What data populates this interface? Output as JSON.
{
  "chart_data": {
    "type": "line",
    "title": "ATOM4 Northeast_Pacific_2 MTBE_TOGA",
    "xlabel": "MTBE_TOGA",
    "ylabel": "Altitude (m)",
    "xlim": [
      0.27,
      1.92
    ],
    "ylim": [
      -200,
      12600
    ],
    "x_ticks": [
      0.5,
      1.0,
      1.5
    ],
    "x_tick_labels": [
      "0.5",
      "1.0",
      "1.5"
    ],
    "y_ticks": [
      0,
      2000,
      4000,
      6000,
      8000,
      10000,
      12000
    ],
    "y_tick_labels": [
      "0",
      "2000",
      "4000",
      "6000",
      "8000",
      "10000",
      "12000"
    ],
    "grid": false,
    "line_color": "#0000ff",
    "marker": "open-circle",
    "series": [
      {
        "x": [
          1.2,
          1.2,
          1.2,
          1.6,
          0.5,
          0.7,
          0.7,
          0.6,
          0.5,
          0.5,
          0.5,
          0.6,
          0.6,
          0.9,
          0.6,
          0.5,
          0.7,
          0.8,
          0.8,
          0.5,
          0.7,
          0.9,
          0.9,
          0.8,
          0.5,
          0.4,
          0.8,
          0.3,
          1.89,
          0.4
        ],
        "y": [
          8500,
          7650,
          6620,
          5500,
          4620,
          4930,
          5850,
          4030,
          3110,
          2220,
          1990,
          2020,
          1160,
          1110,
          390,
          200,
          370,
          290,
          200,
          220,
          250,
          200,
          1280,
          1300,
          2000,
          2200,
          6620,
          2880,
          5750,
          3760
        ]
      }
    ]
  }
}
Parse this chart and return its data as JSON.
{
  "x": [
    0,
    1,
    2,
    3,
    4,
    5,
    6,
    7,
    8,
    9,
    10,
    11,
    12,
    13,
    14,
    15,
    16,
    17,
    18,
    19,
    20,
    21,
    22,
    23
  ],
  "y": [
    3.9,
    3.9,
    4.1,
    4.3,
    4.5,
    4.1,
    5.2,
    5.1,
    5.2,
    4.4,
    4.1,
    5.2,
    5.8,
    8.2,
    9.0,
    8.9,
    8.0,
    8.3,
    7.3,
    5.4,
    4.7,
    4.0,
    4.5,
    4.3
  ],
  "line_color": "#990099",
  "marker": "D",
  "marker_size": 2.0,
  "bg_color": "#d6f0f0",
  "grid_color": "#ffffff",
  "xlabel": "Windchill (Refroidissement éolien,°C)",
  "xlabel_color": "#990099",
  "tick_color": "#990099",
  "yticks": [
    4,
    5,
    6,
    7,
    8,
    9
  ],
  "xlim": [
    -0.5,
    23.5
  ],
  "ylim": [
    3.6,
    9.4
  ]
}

* [SET EXERCISE]:
Reproduce every record above exactly as it appears.

* [CORRECT RESPONSE]:
What data populates this interface? Output as JSON.
{
  "chart_data": {
    "type": "line",
    "title": "ATOM4 Northeast_Pacific_2 MTBE_TOGA",
    "xlabel": "MTBE_TOGA",
    "ylabel": "Altitude (m)",
    "xlim": [
      0.27,
      1.92
    ],
    "ylim": [
      -200,
      12600
    ],
    "x_ticks": [
      0.5,
      1.0,
      1.5
    ],
    "x_tick_labels": [
      "0.5",
      "1.0",
      "1.5"
    ],
    "y_ticks": [
      0,
      2000,
      4000,
      6000,
      8000,
      10000,
      12000
    ],
    "y_tick_labels": [
      "0",
      "2000",
      "4000",
      "6000",
      "8000",
      "10000",
      "12000"
    ],
    "grid": false,
    "line_color": "#0000ff",
    "marker": "open-circle",
    "series": [
      {
        "x": [
          1.2,
          1.2,
          1.2,
          1.6,
          0.5,
          0.7,
          0.7,
          0.6,
          0.5,
          0.5,
          0.5,
          0.6,
          0.6,
          0.9,
          0.6,
          0.5,
          0.7,
          0.8,
          0.8,
          0.5,
          0.7,
          0.9,
          0.9,
          0.8,
          0.5,
          0.4,
          0.8,
          0.3,
          1.89,
          0.4
        ],
        "y": [
          8500,
          7650,
          6620,
          5500,
          4620,
          4930,
          5850,
          4030,
          3110,
          2220,
          1990,
          2020,
          1160,
          1110,
          390,
          200,
          370,
          290,
          200,
          220,
          250,
          200,
          1280,
          1300,
          2000,
          2200,
          6620,
          2880,
          5750,
          3760
        ]
      }
    ]
  }
}
Parse this chart and return its data as JSON.
{
  "x": [
    0,
    1,
    2,
    3,
    4,
    5,
    6,
    7,
    8,
    9,
    10,
    11,
    12,
    13,
    14,
    15,
    16,
    17,
    18,
    19,
    20,
    21,
    22,
    23
  ],
  "y": [
    3.9,
    3.9,
    4.1,
    4.3,
    4.5,
    4.1,
    5.2,
    5.1,
    5.2,
    4.4,
    4.1,
    5.2,
    5.8,
    8.2,
    9.0,
    8.9,
    8.0,
    8.3,
    7.3,
    5.4,
    4.7,
    4.0,
    4.5,
    4.3
  ],
  "line_color": "#990099",
  "marker": "D",
  "marker_size": 2.0,
  "bg_color": "#d6f0f0",
  "grid_color": "#ffffff",
  "xlabel": "Windchill (Refroidissement éolien,°C)",
  "xlabel_color": "#990099",
  "tick_color": "#990099",
  "yticks": [
    4,
    5,
    6,
    7,
    8,
    9
  ],
  "xlim": [
    -0.5,
    23.5
  ],
  "ylim": [
    3.6,
    9.4
  ]
}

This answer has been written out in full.